**Extracted data**
— start —

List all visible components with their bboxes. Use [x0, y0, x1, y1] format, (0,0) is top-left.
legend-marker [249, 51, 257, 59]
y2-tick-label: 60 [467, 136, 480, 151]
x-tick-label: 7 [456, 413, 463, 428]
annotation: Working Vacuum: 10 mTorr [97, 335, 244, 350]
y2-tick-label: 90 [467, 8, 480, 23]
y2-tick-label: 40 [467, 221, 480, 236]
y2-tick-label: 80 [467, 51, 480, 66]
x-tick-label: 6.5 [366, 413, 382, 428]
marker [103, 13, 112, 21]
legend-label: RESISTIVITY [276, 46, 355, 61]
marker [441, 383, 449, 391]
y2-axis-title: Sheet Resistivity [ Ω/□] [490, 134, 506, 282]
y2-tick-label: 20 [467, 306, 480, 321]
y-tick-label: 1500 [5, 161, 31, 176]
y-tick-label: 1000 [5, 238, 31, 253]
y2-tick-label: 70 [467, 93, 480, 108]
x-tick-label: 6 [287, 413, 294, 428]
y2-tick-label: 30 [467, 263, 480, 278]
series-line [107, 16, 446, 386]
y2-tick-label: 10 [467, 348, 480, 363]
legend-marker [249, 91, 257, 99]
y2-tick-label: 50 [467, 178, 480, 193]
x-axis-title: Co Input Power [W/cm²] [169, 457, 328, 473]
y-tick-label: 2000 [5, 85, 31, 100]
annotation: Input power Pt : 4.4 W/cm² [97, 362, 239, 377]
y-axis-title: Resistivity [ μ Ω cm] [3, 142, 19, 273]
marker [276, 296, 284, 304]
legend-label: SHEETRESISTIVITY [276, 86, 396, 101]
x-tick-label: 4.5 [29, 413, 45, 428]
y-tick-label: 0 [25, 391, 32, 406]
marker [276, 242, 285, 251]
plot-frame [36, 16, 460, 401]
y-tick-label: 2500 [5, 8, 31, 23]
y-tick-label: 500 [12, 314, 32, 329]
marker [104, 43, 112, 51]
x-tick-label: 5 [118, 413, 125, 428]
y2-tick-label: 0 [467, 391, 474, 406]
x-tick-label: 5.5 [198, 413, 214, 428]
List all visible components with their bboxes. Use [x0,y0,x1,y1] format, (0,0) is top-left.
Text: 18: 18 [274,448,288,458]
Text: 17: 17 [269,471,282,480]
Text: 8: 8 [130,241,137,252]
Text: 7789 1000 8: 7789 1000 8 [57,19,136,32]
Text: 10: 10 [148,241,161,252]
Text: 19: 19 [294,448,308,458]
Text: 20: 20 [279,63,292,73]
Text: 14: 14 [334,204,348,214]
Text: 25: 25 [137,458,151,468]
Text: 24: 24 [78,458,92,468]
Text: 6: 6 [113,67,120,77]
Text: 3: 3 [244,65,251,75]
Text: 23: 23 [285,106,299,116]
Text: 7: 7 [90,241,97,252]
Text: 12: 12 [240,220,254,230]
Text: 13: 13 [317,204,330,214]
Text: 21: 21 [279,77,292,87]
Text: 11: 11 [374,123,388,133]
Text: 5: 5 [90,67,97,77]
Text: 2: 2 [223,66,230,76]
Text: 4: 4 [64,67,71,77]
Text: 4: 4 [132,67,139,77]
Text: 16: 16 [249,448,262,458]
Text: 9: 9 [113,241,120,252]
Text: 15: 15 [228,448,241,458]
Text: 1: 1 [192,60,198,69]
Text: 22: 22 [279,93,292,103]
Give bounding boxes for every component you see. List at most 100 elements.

— end —

Reproduce the records word for word, from the first line up to and including the line that contains "y2-tick-label: 70 [467, 93, 480, 108]".

**Full output**
List all visible components with their bboxes. Use [x0, y0, x1, y1] format, (0,0) is top-left.
legend-marker [249, 51, 257, 59]
y2-tick-label: 60 [467, 136, 480, 151]
x-tick-label: 7 [456, 413, 463, 428]
annotation: Working Vacuum: 10 mTorr [97, 335, 244, 350]
y2-tick-label: 90 [467, 8, 480, 23]
y2-tick-label: 40 [467, 221, 480, 236]
y2-tick-label: 80 [467, 51, 480, 66]
x-tick-label: 6.5 [366, 413, 382, 428]
marker [103, 13, 112, 21]
legend-label: RESISTIVITY [276, 46, 355, 61]
marker [441, 383, 449, 391]
y2-axis-title: Sheet Resistivity [ Ω/□] [490, 134, 506, 282]
y2-tick-label: 20 [467, 306, 480, 321]
y-tick-label: 1500 [5, 161, 31, 176]
y-tick-label: 1000 [5, 238, 31, 253]
y2-tick-label: 70 [467, 93, 480, 108]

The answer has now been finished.